» What you have to do
Report every line in the listing below where the string "label" shows up.
-- start of Material for the task --
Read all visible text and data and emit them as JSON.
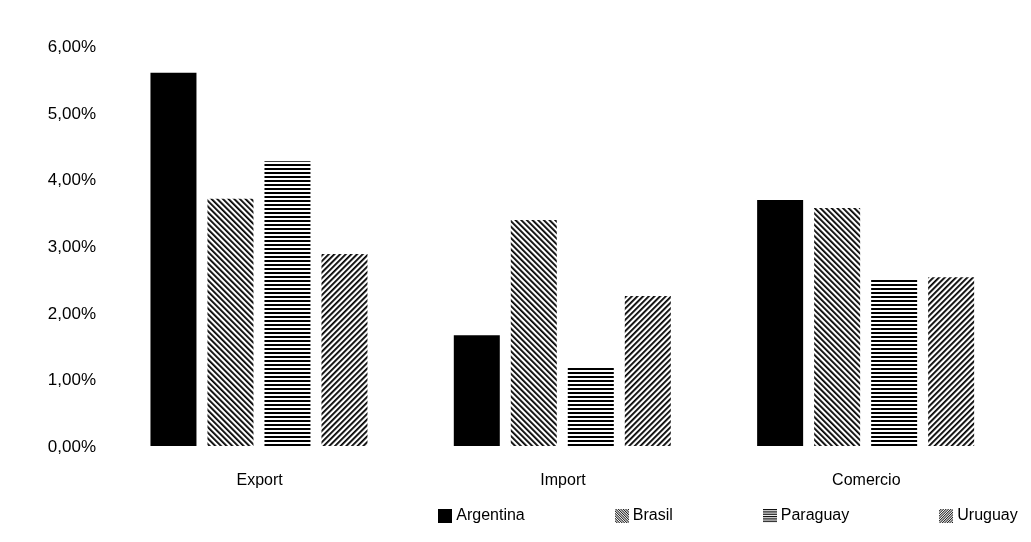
{
  "chart_data": {
    "type": "bar",
    "categories": [
      "Export",
      "Import",
      "Comercio"
    ],
    "series": [
      {
        "name": "Argentina",
        "color": "#000000",
        "values": [
          5.6,
          1.66,
          3.69
        ]
      },
      {
        "name": "Brasil",
        "color": "#000000",
        "values": [
          3.71,
          3.39,
          3.57
        ]
      },
      {
        "name": "Paraguay",
        "color": "#000000",
        "values": [
          4.27,
          1.18,
          2.49
        ]
      },
      {
        "name": "Uruguay",
        "color": "#000000",
        "values": [
          2.88,
          2.25,
          2.53
        ]
      }
    ],
    "ylim": [
      0,
      6
    ],
    "yticks": [
      {
        "value": 0,
        "label": "0,00%"
      },
      {
        "value": 1,
        "label": "1,00%"
      },
      {
        "value": 2,
        "label": "2,00%"
      },
      {
        "value": 3,
        "label": "3,00%"
      },
      {
        "value": 4,
        "label": "4,00%"
      },
      {
        "value": 5,
        "label": "5,00%"
      },
      {
        "value": 6,
        "label": "6,00%"
      }
    ],
    "grid": false,
    "legend": "bottom"
  }
}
-- end of Material for the task --
» Task response
        "label": "0,00%"
        "label": "1,00%"
        "label": "2,00%"
        "label": "3,00%"
        "label": "4,00%"
        "label": "5,00%"
        "label": "6,00%"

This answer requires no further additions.